Given data
---*---

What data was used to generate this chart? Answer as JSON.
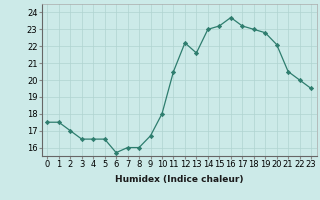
{
  "x": [
    0,
    1,
    2,
    3,
    4,
    5,
    6,
    7,
    8,
    9,
    10,
    11,
    12,
    13,
    14,
    15,
    16,
    17,
    18,
    19,
    20,
    21,
    22,
    23
  ],
  "y": [
    17.5,
    17.5,
    17.0,
    16.5,
    16.5,
    16.5,
    15.7,
    16.0,
    16.0,
    16.7,
    18.0,
    20.5,
    22.2,
    21.6,
    23.0,
    23.2,
    23.7,
    23.2,
    23.0,
    22.8,
    22.1,
    20.5,
    20.0,
    19.5
  ],
  "line_color": "#2e7d6e",
  "marker": "D",
  "marker_size": 2.2,
  "bg_color": "#cceae8",
  "grid_color": "#b0d4d0",
  "xlabel": "Humidex (Indice chaleur)",
  "xlim": [
    -0.5,
    23.5
  ],
  "ylim": [
    15.5,
    24.5
  ],
  "yticks": [
    16,
    17,
    18,
    19,
    20,
    21,
    22,
    23,
    24
  ],
  "xticks": [
    0,
    1,
    2,
    3,
    4,
    5,
    6,
    7,
    8,
    9,
    10,
    11,
    12,
    13,
    14,
    15,
    16,
    17,
    18,
    19,
    20,
    21,
    22,
    23
  ],
  "xtick_labels": [
    "0",
    "1",
    "2",
    "3",
    "4",
    "5",
    "6",
    "7",
    "8",
    "9",
    "10",
    "11",
    "12",
    "13",
    "14",
    "15",
    "16",
    "17",
    "18",
    "19",
    "20",
    "21",
    "22",
    "23"
  ],
  "label_fontsize": 6.5,
  "tick_fontsize": 6.0
}
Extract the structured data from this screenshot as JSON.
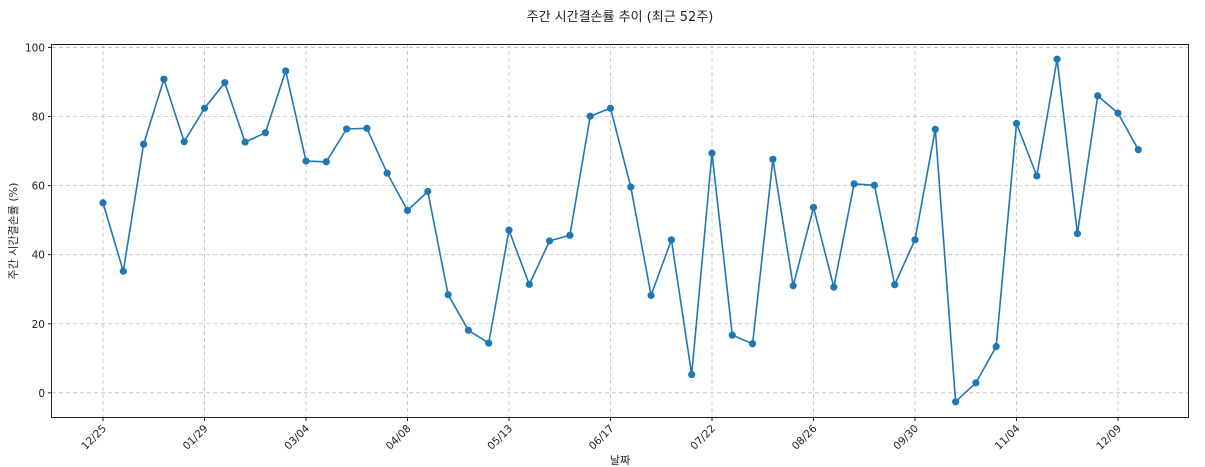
{
  "chart_data": {
    "type": "line",
    "title": "주간 시간결손률 추이 (최근 52주)",
    "xlabel": "날짜",
    "ylabel": "주간 시간결손률 (%)",
    "ylim": [
      -7,
      101
    ],
    "yticks": [
      0,
      20,
      40,
      60,
      80,
      100
    ],
    "grid": true,
    "legend": "none",
    "color": "#1f77b4",
    "x": [
      "12/25",
      "01/01",
      "01/08",
      "01/15",
      "01/22",
      "01/29",
      "02/05",
      "02/12",
      "02/19",
      "02/26",
      "03/04",
      "03/11",
      "03/18",
      "03/25",
      "04/01",
      "04/08",
      "04/15",
      "04/22",
      "04/29",
      "05/06",
      "05/13",
      "05/20",
      "05/27",
      "06/03",
      "06/10",
      "06/17",
      "06/24",
      "07/01",
      "07/08",
      "07/15",
      "07/22",
      "07/29",
      "08/05",
      "08/12",
      "08/19",
      "08/26",
      "09/02",
      "09/09",
      "09/16",
      "09/23",
      "09/30",
      "10/07",
      "10/14",
      "10/21",
      "10/28",
      "11/04",
      "11/11",
      "11/18",
      "11/25",
      "12/02",
      "12/09",
      "12/16"
    ],
    "xtick_labels": [
      "12/25",
      "01/29",
      "03/04",
      "04/08",
      "05/13",
      "06/17",
      "07/22",
      "08/26",
      "09/30",
      "11/04",
      "12/09"
    ],
    "series": [
      {
        "values": [
          55,
          35.2,
          72,
          90.8,
          72.7,
          82.4,
          89.8,
          72.6,
          75.3,
          93.2,
          67.1,
          66.9,
          76.4,
          76.6,
          63.6,
          52.8,
          58.3,
          28.4,
          18.1,
          14.4,
          47.1,
          31.4,
          44,
          45.6,
          80.1,
          82.4,
          59.6,
          28.2,
          44.3,
          5.3,
          69.4,
          16.7,
          14.2,
          67.6,
          31,
          53.7,
          30.6,
          60.5,
          60.1,
          31.3,
          44.3,
          76.3,
          -2.6,
          2.9,
          13.4,
          78,
          62.8,
          96.6,
          46.1,
          86,
          81,
          70.4
        ]
      }
    ]
  }
}
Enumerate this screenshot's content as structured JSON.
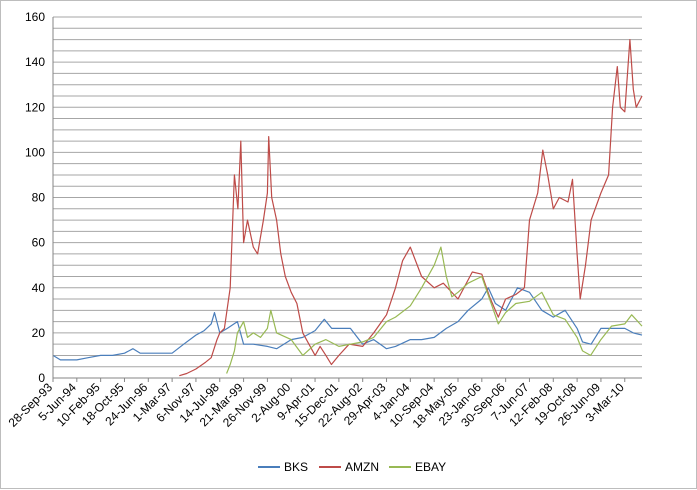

---*---

Exercise description
Without the pictures, restate all the entries above exactly.

Solution to this problem
What data was used to generate this chart? Answer as JSON.
{
  "x": [
    0,
    1,
    2,
    3,
    4,
    5,
    6,
    7,
    8,
    9,
    10,
    11,
    12,
    13,
    14,
    15,
    16,
    17,
    18,
    19,
    20,
    21,
    22,
    23
  ],
  "y": [
    17.5,
    17.5,
    17.0,
    16.5,
    16.5,
    16.5,
    15.7,
    16.0,
    16.0,
    16.7,
    18.0,
    20.5,
    22.2,
    21.6,
    23.0,
    23.2,
    23.7,
    23.2,
    23.0,
    22.8,
    22.1,
    20.5,
    20.0,
    19.5
  ],
  "line_color": "#2e7d6e",
  "marker": "D",
  "marker_size": 2.2,
  "bg_color": "#cceae8",
  "grid_color": "#b0d4d0",
  "xlabel": "Humidex (Indice chaleur)",
  "xlim": [
    -0.5,
    23.5
  ],
  "ylim": [
    15.5,
    24.5
  ],
  "yticks": [
    16,
    17,
    18,
    19,
    20,
    21,
    22,
    23,
    24
  ],
  "xticks": [
    0,
    1,
    2,
    3,
    4,
    5,
    6,
    7,
    8,
    9,
    10,
    11,
    12,
    13,
    14,
    15,
    16,
    17,
    18,
    19,
    20,
    21,
    22,
    23
  ],
  "xtick_labels": [
    "0",
    "1",
    "2",
    "3",
    "4",
    "5",
    "6",
    "7",
    "8",
    "9",
    "10",
    "11",
    "12",
    "13",
    "14",
    "15",
    "16",
    "17",
    "18",
    "19",
    "20",
    "21",
    "22",
    "23"
  ],
  "label_fontsize": 6.5,
  "tick_fontsize": 6.0
}
Extract the structured data from this screenshot as JSON.
{
  "chart_data": {
    "type": "line",
    "title": "주간 시간결손률 추이 (최근 52주)",
    "xlabel": "날짜",
    "ylabel": "주간 시간결손률 (%)",
    "ylim": [
      -7,
      101
    ],
    "yticks": [
      0,
      20,
      40,
      60,
      80,
      100
    ],
    "grid": true,
    "legend": "none",
    "color": "#1f77b4",
    "x": [
      "12/25",
      "01/01",
      "01/08",
      "01/15",
      "01/22",
      "01/29",
      "02/05",
      "02/12",
      "02/19",
      "02/26",
      "03/04",
      "03/11",
      "03/18",
      "03/25",
      "04/01",
      "04/08",
      "04/15",
      "04/22",
      "04/29",
      "05/06",
      "05/13",
      "05/20",
      "05/27",
      "06/03",
      "06/10",
      "06/17",
      "06/24",
      "07/01",
      "07/08",
      "07/15",
      "07/22",
      "07/29",
      "08/05",
      "08/12",
      "08/19",
      "08/26",
      "09/02",
      "09/09",
      "09/16",
      "09/23",
      "09/30",
      "10/07",
      "10/14",
      "10/21",
      "10/28",
      "11/04",
      "11/11",
      "11/18",
      "11/25",
      "12/02",
      "12/09",
      "12/16"
    ],
    "xtick_labels": [
      "12/25",
      "01/29",
      "03/04",
      "04/08",
      "05/13",
      "06/17",
      "07/22",
      "08/26",
      "09/30",
      "11/04",
      "12/09"
    ],
    "series": [
      {
        "values": [
          55,
          35.2,
          72,
          90.8,
          72.7,
          82.4,
          89.8,
          72.6,
          75.3,
          93.2,
          67.1,
          66.9,
          76.4,
          76.6,
          63.6,
          52.8,
          58.3,
          28.4,
          18.1,
          14.4,
          47.1,
          31.4,
          44,
          45.6,
          80.1,
          82.4,
          59.6,
          28.2,
          44.3,
          5.3,
          69.4,
          16.7,
          14.2,
          67.6,
          31,
          53.7,
          30.6,
          60.5,
          60.1,
          31.3,
          44.3,
          76.3,
          -2.6,
          2.9,
          13.4,
          78,
          62.8,
          96.6,
          46.1,
          86,
          81,
          70.4
        ]
      }
    ]
  }
}
Enumerate this screenshot's content as structured JSON.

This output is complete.